- [TASK DETAILS]
Please report every line from the material that contains the word "关于建立".
+---+
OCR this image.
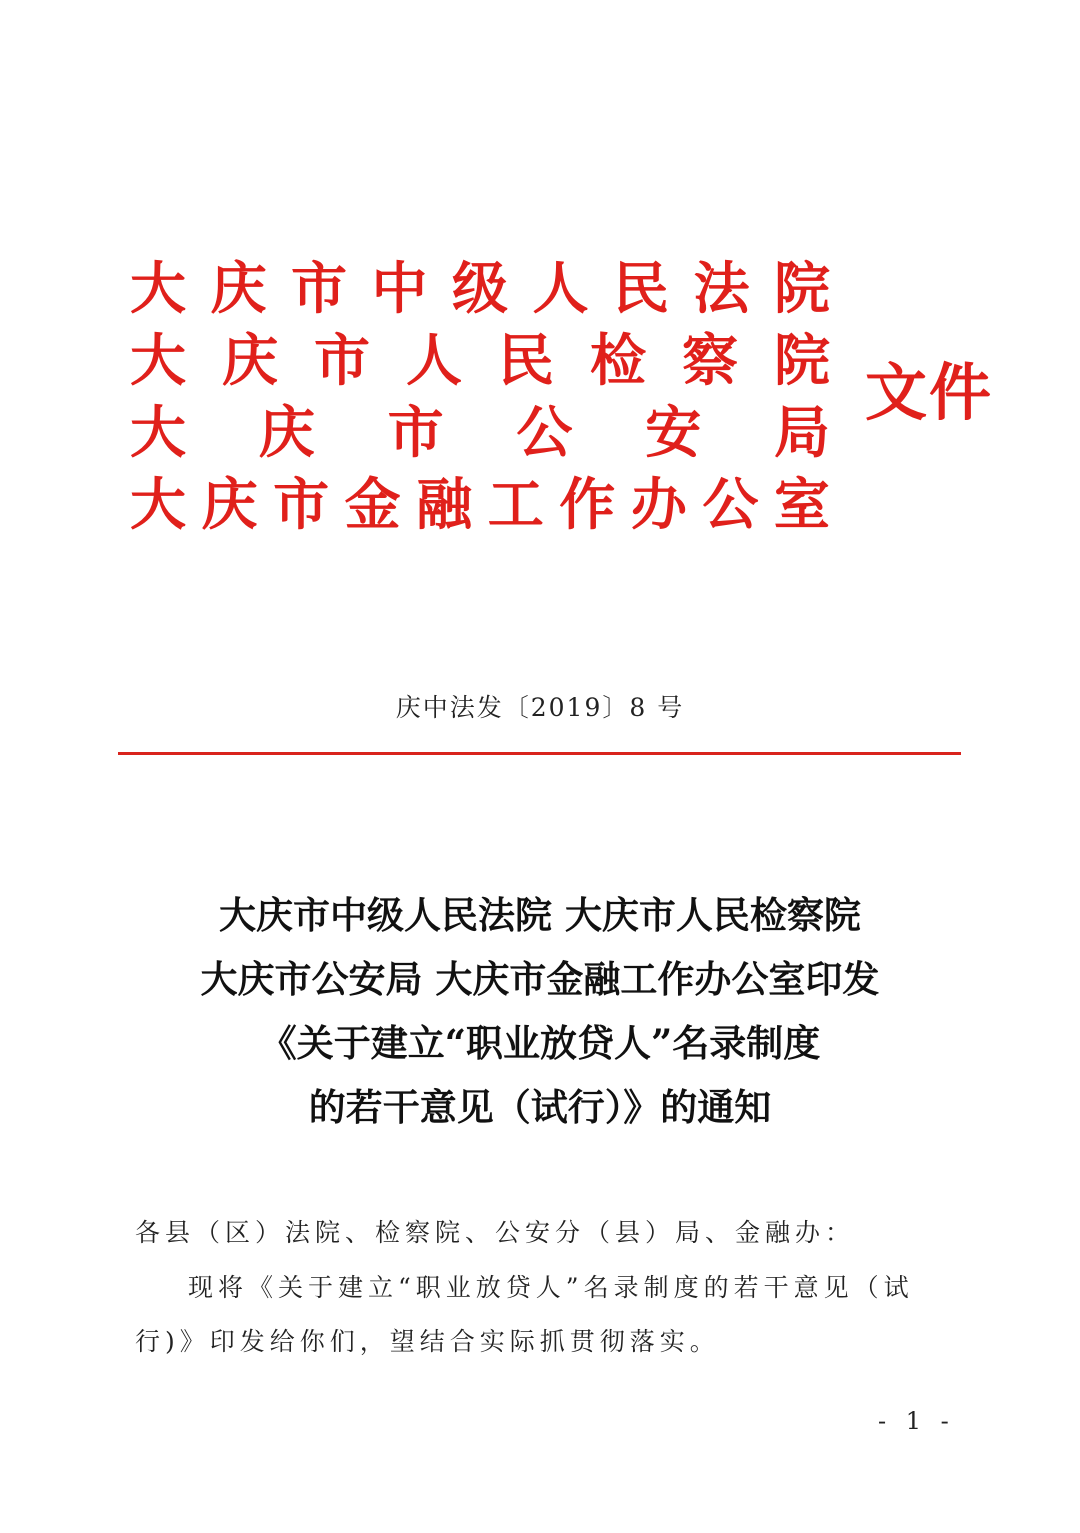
大 庆 市 中 级 人 民 法 院
大 庆 市 人 民 检 察 院
大 庆 市 公 安 局
大 庆 市 金 融 工 作 办 公 室
文件
庆中法发〔2019〕8 号
大庆市中级人民法院 大庆市人民检察院
大庆市公安局 大庆市金融工作办公室印发
《关于建立“职业放贷人”名录制度
的若干意见（试行）》的通知
各县（区）法院、检察院、公安分（县）局、金融办：
现将《关于建立“职业放贷人”名录制度的若干意见（试
行)》印发给你们，望结合实际抓贯彻落实。
- 1 -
+---+
- [FINISHED TASK]
《关于建立“职业放贷人”名录制度
现将《关于建立“职业放贷人”名录制度的若干意见（试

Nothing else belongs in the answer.